Direction >> Pick every line with "shield" from the material below.

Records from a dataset
--*--

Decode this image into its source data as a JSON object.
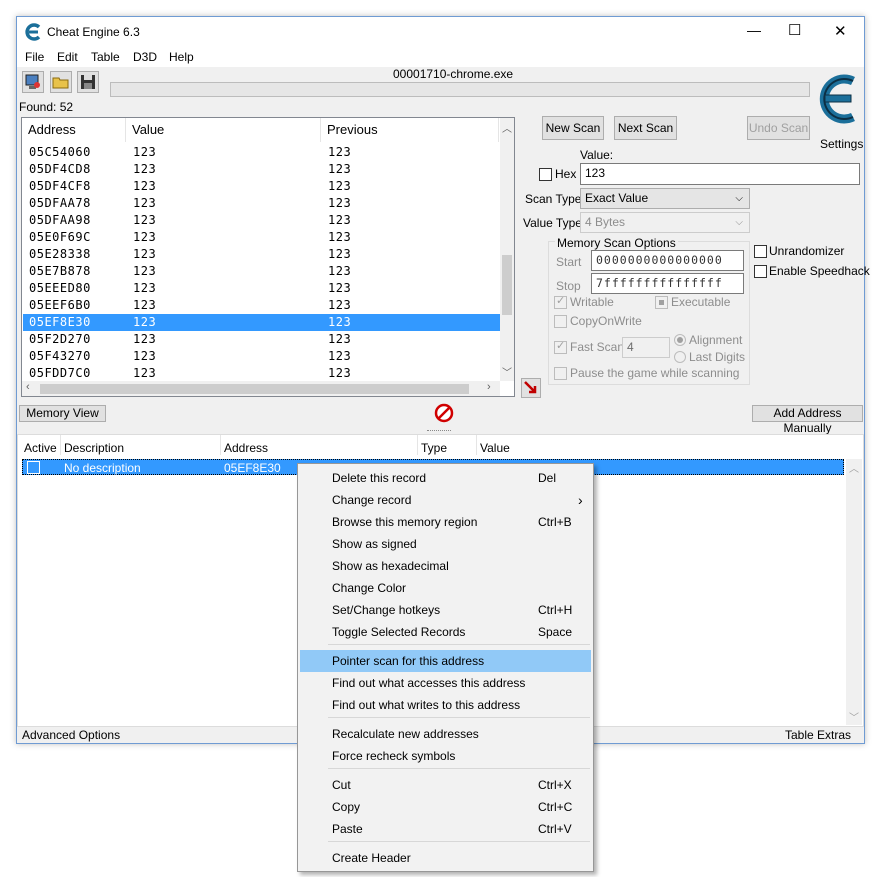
{
  "window": {
    "title": "Cheat Engine 6.3",
    "minimize_glyph": "—",
    "maximize_glyph": "☐",
    "close_glyph": "✕"
  },
  "menu": [
    "File",
    "Edit",
    "Table",
    "D3D",
    "Help"
  ],
  "process_name": "00001710-chrome.exe",
  "found_label": "Found: 52",
  "settings_label": "Settings",
  "scan_results": {
    "columns": [
      "Address",
      "Value",
      "Previous"
    ],
    "rows": [
      {
        "address": "05C54060",
        "value": "123",
        "previous": "123"
      },
      {
        "address": "05DF4CD8",
        "value": "123",
        "previous": "123"
      },
      {
        "address": "05DF4CF8",
        "value": "123",
        "previous": "123"
      },
      {
        "address": "05DFAA78",
        "value": "123",
        "previous": "123"
      },
      {
        "address": "05DFAA98",
        "value": "123",
        "previous": "123"
      },
      {
        "address": "05E0F69C",
        "value": "123",
        "previous": "123"
      },
      {
        "address": "05E28338",
        "value": "123",
        "previous": "123"
      },
      {
        "address": "05E7B878",
        "value": "123",
        "previous": "123"
      },
      {
        "address": "05EEED80",
        "value": "123",
        "previous": "123"
      },
      {
        "address": "05EEF6B0",
        "value": "123",
        "previous": "123"
      },
      {
        "address": "05EF8E30",
        "value": "123",
        "previous": "123"
      },
      {
        "address": "05F2D270",
        "value": "123",
        "previous": "123"
      },
      {
        "address": "05F43270",
        "value": "123",
        "previous": "123"
      },
      {
        "address": "05FDD7C0",
        "value": "123",
        "previous": "123"
      }
    ],
    "selected_index": 10
  },
  "scan_panel": {
    "new_scan": "New Scan",
    "next_scan": "Next Scan",
    "undo_scan": "Undo Scan",
    "value_label": "Value:",
    "hex_label": "Hex",
    "value": "123",
    "scan_type_label": "Scan Type",
    "scan_type_value": "Exact Value",
    "value_type_label": "Value Type",
    "value_type_value": "4 Bytes",
    "memory_scan_options": "Memory Scan Options",
    "start_label": "Start",
    "start_value": "0000000000000000",
    "stop_label": "Stop",
    "stop_value": "7fffffffffffffff",
    "writable": "Writable",
    "executable": "Executable",
    "copy_on_write": "CopyOnWrite",
    "fast_scan": "Fast Scan",
    "fast_scan_value": "4",
    "alignment": "Alignment",
    "last_digits": "Last Digits",
    "pause_game": "Pause the game while scanning",
    "unrandomizer": "Unrandomizer",
    "enable_speedhack": "Enable Speedhack"
  },
  "memory_view_button": "Memory View",
  "add_address_button": "Add Address Manually",
  "address_list": {
    "columns": [
      "Active",
      "Description",
      "Address",
      "Type",
      "Value"
    ],
    "rows": [
      {
        "description": "No description",
        "address": "05EF8E30"
      }
    ]
  },
  "footer": {
    "advanced_options": "Advanced Options",
    "table_extras": "Table Extras"
  },
  "context_menu": {
    "items": [
      {
        "label": "Delete this record",
        "shortcut": "Del"
      },
      {
        "label": "Change record",
        "shortcut": "›"
      },
      {
        "label": "Browse this memory region",
        "shortcut": "Ctrl+B"
      },
      {
        "label": "Show as signed",
        "shortcut": ""
      },
      {
        "label": "Show as hexadecimal",
        "shortcut": ""
      },
      {
        "label": "Change Color",
        "shortcut": ""
      },
      {
        "label": "Set/Change hotkeys",
        "shortcut": "Ctrl+H"
      },
      {
        "label": "Toggle Selected Records",
        "shortcut": "Space"
      },
      {
        "label": "Pointer scan for this address",
        "shortcut": ""
      },
      {
        "label": "Find out what accesses this address",
        "shortcut": ""
      },
      {
        "label": "Find out what writes to this address",
        "shortcut": ""
      },
      {
        "label": "Recalculate new addresses",
        "shortcut": ""
      },
      {
        "label": "Force recheck symbols",
        "shortcut": ""
      },
      {
        "label": "Cut",
        "shortcut": "Ctrl+X"
      },
      {
        "label": "Copy",
        "shortcut": "Ctrl+C"
      },
      {
        "label": "Paste",
        "shortcut": "Ctrl+V"
      },
      {
        "label": "Create Header",
        "shortcut": ""
      }
    ],
    "highlighted_index": 8
  },
  "colors": {
    "selection": "#3399ff",
    "menu_highlight": "#91c9f7",
    "logo": "#1b6f9a"
  }
}
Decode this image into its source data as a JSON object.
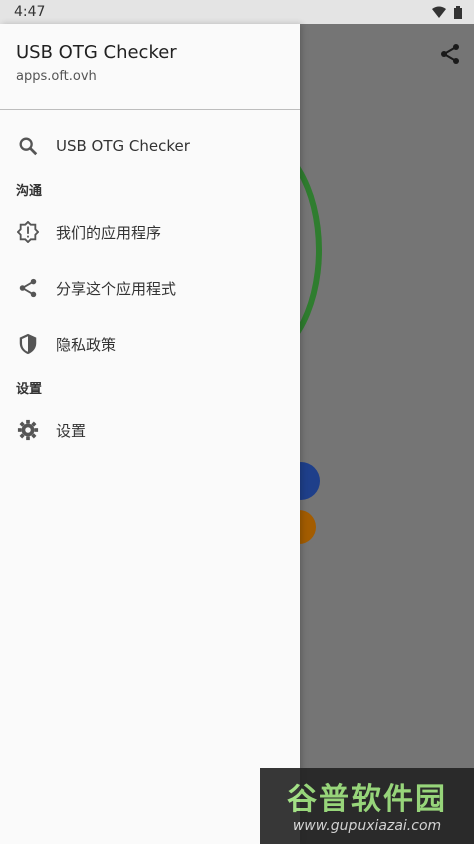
{
  "status": {
    "time": "4:47"
  },
  "drawer": {
    "title": "USB OTG Checker",
    "subtitle": "apps.oft.ovh",
    "items_top": [
      {
        "label": "USB OTG Checker",
        "icon": "search-icon"
      }
    ],
    "section_communication": "沟通",
    "items_communication": [
      {
        "label": "我们的应用程序",
        "icon": "info-badge-icon"
      },
      {
        "label": "分享这个应用程式",
        "icon": "share-icon"
      },
      {
        "label": "隐私政策",
        "icon": "shield-icon"
      }
    ],
    "section_settings": "设置",
    "items_settings": [
      {
        "label": "设置",
        "icon": "gear-icon"
      }
    ]
  },
  "watermark": {
    "title": "谷普软件园",
    "url": "www.gupuxiazai.com"
  },
  "colors": {
    "scrim": "#757575",
    "drawer_bg": "#fafafa",
    "ring": "#2f7d2f",
    "blue": "#1e3f8a",
    "orange": "#a35c00"
  }
}
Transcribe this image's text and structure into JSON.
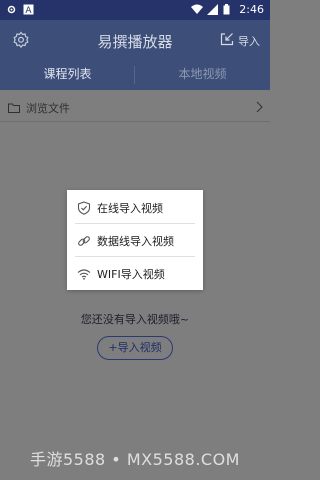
{
  "status_bar": {
    "time": "2:46",
    "left_icons": [
      "settings-notification-icon",
      "font-notification-icon"
    ],
    "right_icons": [
      "wifi-icon",
      "cellular-signal-icon",
      "battery-icon"
    ]
  },
  "app_bar": {
    "title": "易撰播放器",
    "import_label": "导入"
  },
  "tabs": [
    {
      "label": "课程列表",
      "active": true
    },
    {
      "label": "本地视频",
      "active": false
    }
  ],
  "browse": {
    "label": "浏览文件"
  },
  "empty_state": {
    "message": "您还没有导入视频哦~",
    "button_label": "+导入视频"
  },
  "import_menu": {
    "items": [
      {
        "label": "在线导入视频",
        "icon": "shield-check-icon"
      },
      {
        "label": "数据线导入视频",
        "icon": "link-icon"
      },
      {
        "label": "WIFI导入视频",
        "icon": "wifi-icon"
      }
    ]
  },
  "watermark": "手游5588 • MX5588.COM",
  "colors": {
    "primary": "#3d4f79",
    "status_bar": "#25336a",
    "scrim_background": "#7e7e7e"
  }
}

--*--

Task answer >>
        "icon": "shield-icon"
        "icon": "shield-check-icon"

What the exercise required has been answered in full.